Data entries -

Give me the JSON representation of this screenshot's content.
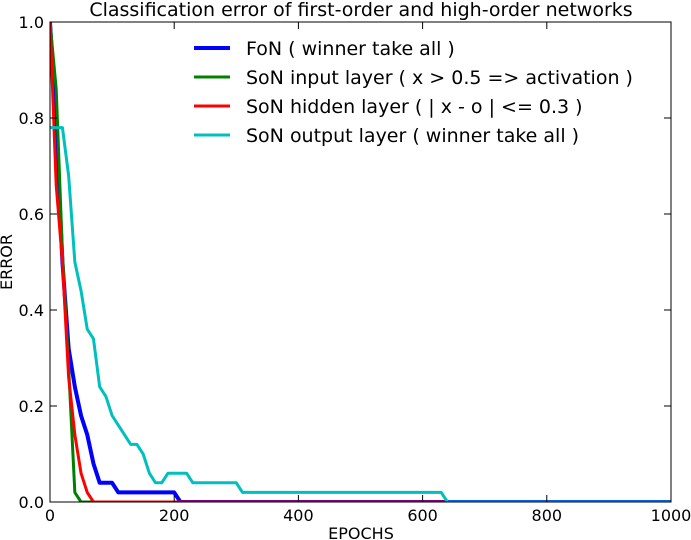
{
  "chart_data": {
    "type": "line",
    "title": "Classification error of first-order and high-order networks",
    "xlabel": "EPOCHS",
    "ylabel": "ERROR",
    "xlim": [
      0,
      1000
    ],
    "ylim": [
      0,
      1.0
    ],
    "xticks": [
      0,
      200,
      400,
      600,
      800,
      1000
    ],
    "xtick_labels": [
      "0",
      "200",
      "400",
      "600",
      "800",
      "1000"
    ],
    "yticks": [
      0,
      0.2,
      0.4,
      0.6,
      0.8,
      1.0
    ],
    "ytick_labels": [
      "0.0",
      "0.2",
      "0.4",
      "0.6",
      "0.8",
      "1.0"
    ],
    "grid": false,
    "legend_position": "top-right",
    "series": [
      {
        "name": "FoN ( winner take all )",
        "color": "#0000ff",
        "x": [
          0,
          10,
          20,
          30,
          40,
          50,
          60,
          70,
          80,
          90,
          100,
          110,
          120,
          130,
          140,
          150,
          160,
          170,
          180,
          190,
          200,
          210,
          220,
          1000
        ],
        "y": [
          1.0,
          0.78,
          0.5,
          0.32,
          0.24,
          0.18,
          0.14,
          0.08,
          0.04,
          0.04,
          0.04,
          0.02,
          0.02,
          0.02,
          0.02,
          0.02,
          0.02,
          0.02,
          0.02,
          0.02,
          0.02,
          0.0,
          0.0,
          0.0
        ]
      },
      {
        "name": "SoN input layer ( x > 0.5 => activation )",
        "color": "#008000",
        "x": [
          0,
          10,
          20,
          30,
          40,
          50,
          60,
          1000
        ],
        "y": [
          1.0,
          0.86,
          0.52,
          0.28,
          0.02,
          0.0,
          0.0,
          0.0
        ]
      },
      {
        "name": "SoN hidden layer ( | x - o | <= 0.3 )",
        "color": "#ff0000",
        "x": [
          0,
          10,
          20,
          30,
          40,
          50,
          60,
          70,
          80,
          1000
        ],
        "y": [
          1.0,
          0.66,
          0.5,
          0.26,
          0.14,
          0.06,
          0.02,
          0.0,
          0.0,
          0.0
        ]
      },
      {
        "name": "SoN output layer ( winner take all )",
        "color": "#00bfbf",
        "x": [
          0,
          10,
          20,
          30,
          40,
          50,
          60,
          70,
          80,
          90,
          100,
          110,
          120,
          130,
          140,
          150,
          160,
          170,
          180,
          190,
          200,
          210,
          220,
          230,
          240,
          250,
          260,
          270,
          280,
          290,
          300,
          310,
          320,
          330,
          340,
          350,
          360,
          370,
          380,
          390,
          400,
          420,
          440,
          460,
          480,
          500,
          520,
          540,
          560,
          580,
          600,
          620,
          630,
          640,
          650,
          1000
        ],
        "y": [
          0.78,
          0.78,
          0.78,
          0.68,
          0.5,
          0.44,
          0.36,
          0.34,
          0.24,
          0.22,
          0.18,
          0.16,
          0.14,
          0.12,
          0.12,
          0.1,
          0.06,
          0.04,
          0.04,
          0.06,
          0.06,
          0.06,
          0.06,
          0.04,
          0.04,
          0.04,
          0.04,
          0.04,
          0.04,
          0.04,
          0.04,
          0.02,
          0.02,
          0.02,
          0.02,
          0.02,
          0.02,
          0.02,
          0.02,
          0.02,
          0.02,
          0.02,
          0.02,
          0.02,
          0.02,
          0.02,
          0.02,
          0.02,
          0.02,
          0.02,
          0.02,
          0.02,
          0.02,
          0.0,
          0.0,
          0.0
        ]
      }
    ]
  }
}
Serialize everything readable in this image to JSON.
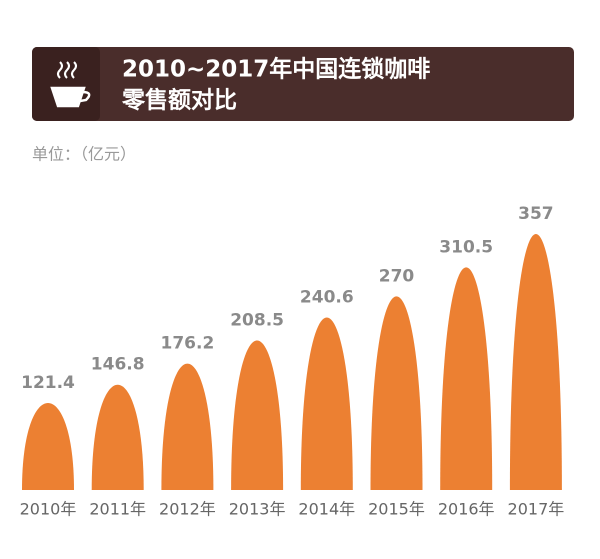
{
  "chart_data": {
    "type": "bar",
    "title_lines": [
      "2010~2017年中国连锁咖啡",
      "零售额对比"
    ],
    "unit_label": "单位：（亿元）",
    "categories": [
      "2010年",
      "2011年",
      "2012年",
      "2013年",
      "2014年",
      "2015年",
      "2016年",
      "2017年"
    ],
    "values": [
      121.4,
      146.8,
      176.2,
      208.5,
      240.6,
      270,
      310.5,
      357
    ],
    "color": "#ec8032"
  }
}
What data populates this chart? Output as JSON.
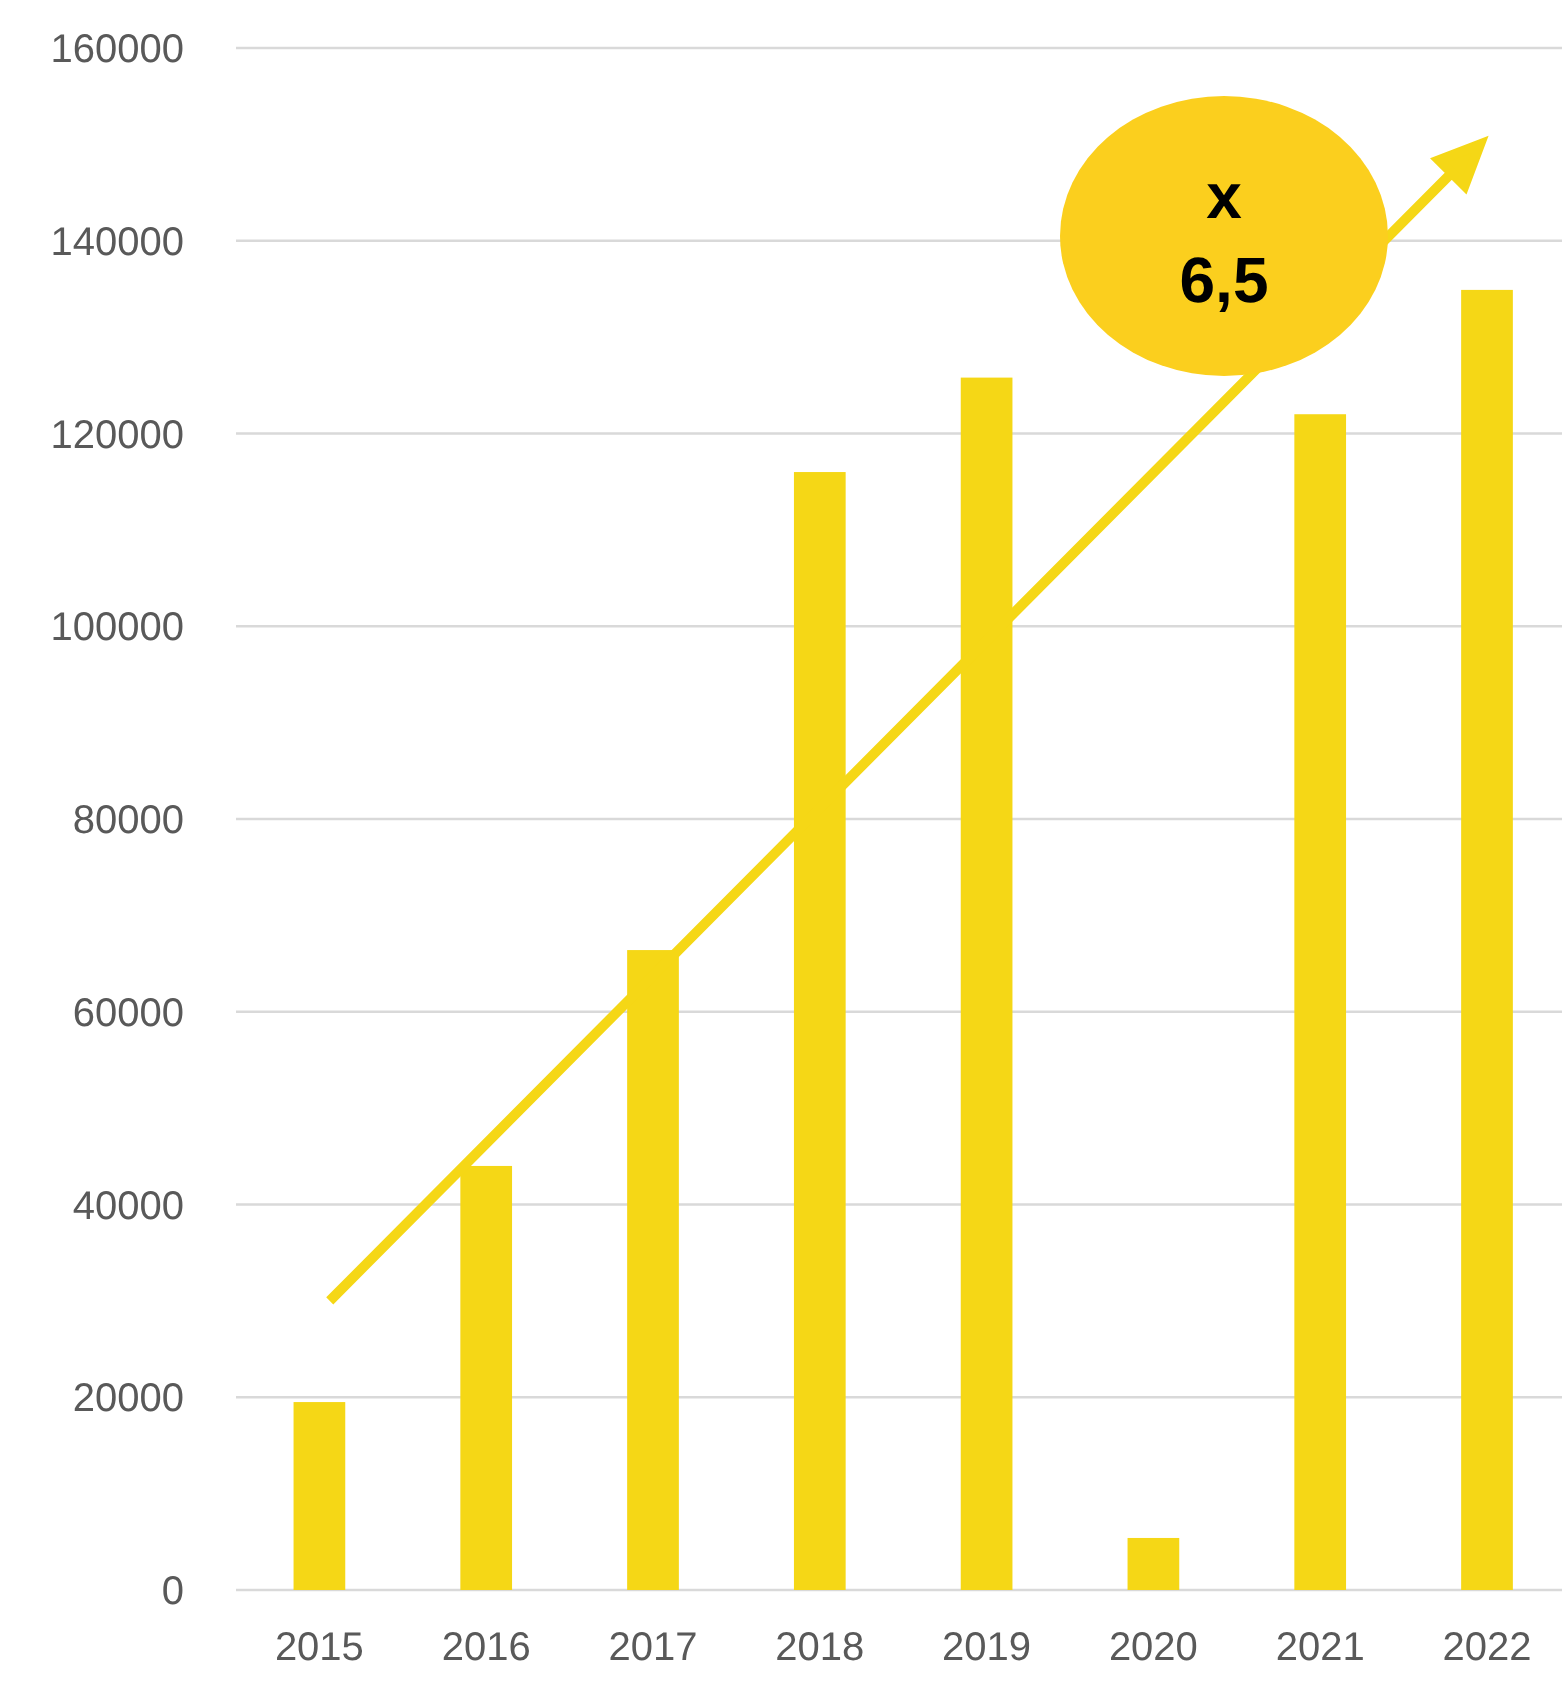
{
  "chart_data": {
    "type": "bar",
    "categories": [
      "2015",
      "2016",
      "2017",
      "2018",
      "2019",
      "2020",
      "2021",
      "2022"
    ],
    "values": [
      19500,
      44000,
      66400,
      116000,
      125800,
      5400,
      122000,
      134900
    ],
    "color": "#f5d716",
    "ylim": [
      0,
      160000
    ],
    "yticks": [
      0,
      20000,
      40000,
      60000,
      80000,
      100000,
      120000,
      140000,
      160000
    ],
    "grid": "y",
    "annotations": [
      "x 6,5"
    ]
  }
}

Your goal -
Using the records given above, list every line that includes the word "winner".

Output -
        "name": "FoN ( winner take all )",
        "name": "SoN output layer ( winner take all )",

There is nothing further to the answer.